Copy the material below word for word, from its first line through the line containing "y-tick-label: 0,5: [134, 118, 160, 139]", including both of those lines.

#### Listings of box coordinates:
★ ★ ★ ★ ★

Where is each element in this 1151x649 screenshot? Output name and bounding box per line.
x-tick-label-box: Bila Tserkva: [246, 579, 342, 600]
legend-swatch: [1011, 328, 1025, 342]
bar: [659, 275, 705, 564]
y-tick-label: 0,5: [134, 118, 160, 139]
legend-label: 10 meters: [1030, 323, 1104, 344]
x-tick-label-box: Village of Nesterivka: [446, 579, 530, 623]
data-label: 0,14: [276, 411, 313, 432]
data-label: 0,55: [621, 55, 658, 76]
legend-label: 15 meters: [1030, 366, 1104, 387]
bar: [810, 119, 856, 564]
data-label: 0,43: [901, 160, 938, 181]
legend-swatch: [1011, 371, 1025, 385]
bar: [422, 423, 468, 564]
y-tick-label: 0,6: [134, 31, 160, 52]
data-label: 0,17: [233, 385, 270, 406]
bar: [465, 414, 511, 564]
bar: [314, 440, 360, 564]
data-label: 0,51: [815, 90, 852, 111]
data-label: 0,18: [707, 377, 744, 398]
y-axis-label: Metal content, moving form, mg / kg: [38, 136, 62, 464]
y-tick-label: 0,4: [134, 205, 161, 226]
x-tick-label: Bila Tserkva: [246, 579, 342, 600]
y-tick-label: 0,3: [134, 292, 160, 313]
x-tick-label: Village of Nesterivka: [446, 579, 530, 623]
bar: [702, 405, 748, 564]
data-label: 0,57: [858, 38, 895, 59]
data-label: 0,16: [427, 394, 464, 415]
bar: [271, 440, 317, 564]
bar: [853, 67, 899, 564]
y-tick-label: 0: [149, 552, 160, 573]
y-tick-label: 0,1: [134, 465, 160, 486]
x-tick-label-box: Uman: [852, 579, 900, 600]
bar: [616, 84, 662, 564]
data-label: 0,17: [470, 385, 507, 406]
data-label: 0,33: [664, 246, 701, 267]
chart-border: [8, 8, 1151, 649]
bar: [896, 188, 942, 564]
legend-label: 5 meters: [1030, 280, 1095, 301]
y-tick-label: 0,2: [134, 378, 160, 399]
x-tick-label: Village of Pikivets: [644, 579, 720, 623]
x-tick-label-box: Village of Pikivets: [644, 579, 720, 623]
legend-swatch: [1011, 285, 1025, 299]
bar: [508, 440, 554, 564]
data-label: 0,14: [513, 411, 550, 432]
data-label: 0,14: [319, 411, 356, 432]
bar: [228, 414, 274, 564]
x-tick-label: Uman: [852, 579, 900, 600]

★ ★ ★ ★ ★

#### Expected output:
Where is each element in this 1151x649 screenshot? Output name and bounding box per line.
x-tick-label-box: Bila Tserkva: [246, 579, 342, 600]
legend-swatch: [1011, 328, 1025, 342]
bar: [659, 275, 705, 564]
y-tick-label: 0,5: [134, 118, 160, 139]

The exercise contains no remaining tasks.